___ Working data ___

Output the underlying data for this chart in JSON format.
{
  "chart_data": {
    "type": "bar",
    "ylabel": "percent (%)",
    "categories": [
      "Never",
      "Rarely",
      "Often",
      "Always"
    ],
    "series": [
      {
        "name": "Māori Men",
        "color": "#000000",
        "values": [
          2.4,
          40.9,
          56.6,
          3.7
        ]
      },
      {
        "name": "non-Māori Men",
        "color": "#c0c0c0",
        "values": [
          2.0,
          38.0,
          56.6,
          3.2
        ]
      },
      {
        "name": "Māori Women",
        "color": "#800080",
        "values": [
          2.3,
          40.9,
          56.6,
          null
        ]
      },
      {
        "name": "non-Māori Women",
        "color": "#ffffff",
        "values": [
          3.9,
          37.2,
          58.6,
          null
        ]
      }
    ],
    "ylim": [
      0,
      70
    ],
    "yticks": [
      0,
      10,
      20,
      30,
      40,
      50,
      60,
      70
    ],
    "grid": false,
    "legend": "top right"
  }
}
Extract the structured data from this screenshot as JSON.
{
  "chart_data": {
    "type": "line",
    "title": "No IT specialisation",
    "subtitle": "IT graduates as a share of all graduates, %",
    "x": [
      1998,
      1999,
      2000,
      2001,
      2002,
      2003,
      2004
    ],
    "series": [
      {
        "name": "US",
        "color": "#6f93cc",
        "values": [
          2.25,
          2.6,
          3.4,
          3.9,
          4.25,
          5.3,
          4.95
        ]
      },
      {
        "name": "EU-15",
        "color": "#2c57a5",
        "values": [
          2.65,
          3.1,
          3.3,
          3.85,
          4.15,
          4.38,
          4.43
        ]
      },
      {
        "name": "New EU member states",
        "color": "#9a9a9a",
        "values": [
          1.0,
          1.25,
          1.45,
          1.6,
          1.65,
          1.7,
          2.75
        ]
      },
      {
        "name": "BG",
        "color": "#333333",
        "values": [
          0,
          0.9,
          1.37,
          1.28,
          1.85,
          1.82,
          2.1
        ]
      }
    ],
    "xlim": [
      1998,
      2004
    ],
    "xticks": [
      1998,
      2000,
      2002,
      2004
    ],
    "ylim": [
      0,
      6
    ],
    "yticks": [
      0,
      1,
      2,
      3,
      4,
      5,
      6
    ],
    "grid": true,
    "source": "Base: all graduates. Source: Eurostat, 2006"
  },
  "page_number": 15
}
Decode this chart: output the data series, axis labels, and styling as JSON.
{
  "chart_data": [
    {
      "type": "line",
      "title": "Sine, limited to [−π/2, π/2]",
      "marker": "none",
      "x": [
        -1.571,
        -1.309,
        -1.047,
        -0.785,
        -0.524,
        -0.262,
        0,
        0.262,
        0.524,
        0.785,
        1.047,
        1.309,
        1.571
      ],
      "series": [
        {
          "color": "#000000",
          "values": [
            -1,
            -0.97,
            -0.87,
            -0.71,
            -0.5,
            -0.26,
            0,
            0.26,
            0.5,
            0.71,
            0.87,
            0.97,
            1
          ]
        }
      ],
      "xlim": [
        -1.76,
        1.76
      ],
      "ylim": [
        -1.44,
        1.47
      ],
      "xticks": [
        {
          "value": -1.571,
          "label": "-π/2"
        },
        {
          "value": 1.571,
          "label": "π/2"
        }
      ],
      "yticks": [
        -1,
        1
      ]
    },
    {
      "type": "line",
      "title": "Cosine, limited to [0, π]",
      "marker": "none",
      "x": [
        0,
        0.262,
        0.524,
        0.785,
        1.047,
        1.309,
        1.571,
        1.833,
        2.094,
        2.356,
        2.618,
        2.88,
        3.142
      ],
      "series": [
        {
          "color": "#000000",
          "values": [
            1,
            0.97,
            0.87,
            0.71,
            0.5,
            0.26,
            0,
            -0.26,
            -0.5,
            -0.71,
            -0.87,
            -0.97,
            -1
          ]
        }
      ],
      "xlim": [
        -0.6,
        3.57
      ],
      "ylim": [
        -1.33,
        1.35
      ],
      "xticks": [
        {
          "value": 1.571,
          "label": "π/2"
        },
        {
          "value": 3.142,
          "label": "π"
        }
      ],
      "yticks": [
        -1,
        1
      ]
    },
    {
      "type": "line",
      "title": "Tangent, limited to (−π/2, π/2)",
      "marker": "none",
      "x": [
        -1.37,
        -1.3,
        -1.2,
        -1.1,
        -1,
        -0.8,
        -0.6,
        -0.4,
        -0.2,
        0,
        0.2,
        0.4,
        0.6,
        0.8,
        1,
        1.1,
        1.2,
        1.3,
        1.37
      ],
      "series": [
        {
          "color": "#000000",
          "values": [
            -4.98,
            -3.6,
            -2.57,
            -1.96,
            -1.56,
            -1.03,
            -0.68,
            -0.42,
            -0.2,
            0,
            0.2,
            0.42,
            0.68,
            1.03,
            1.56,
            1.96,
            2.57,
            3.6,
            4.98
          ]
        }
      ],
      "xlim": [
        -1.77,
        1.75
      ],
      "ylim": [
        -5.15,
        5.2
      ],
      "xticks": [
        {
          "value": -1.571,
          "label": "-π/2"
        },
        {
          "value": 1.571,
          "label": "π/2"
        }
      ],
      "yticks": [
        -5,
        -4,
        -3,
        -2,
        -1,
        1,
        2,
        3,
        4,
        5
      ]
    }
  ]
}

___

◆ The request: Identify each line holding the string "JSON", and copy it out.

◆ Final answer:
Output the underlying data for this chart in JSON format.
Extract the structured data from this screenshot as JSON.
Decode this chart: output the data series, axis labels, and styling as JSON.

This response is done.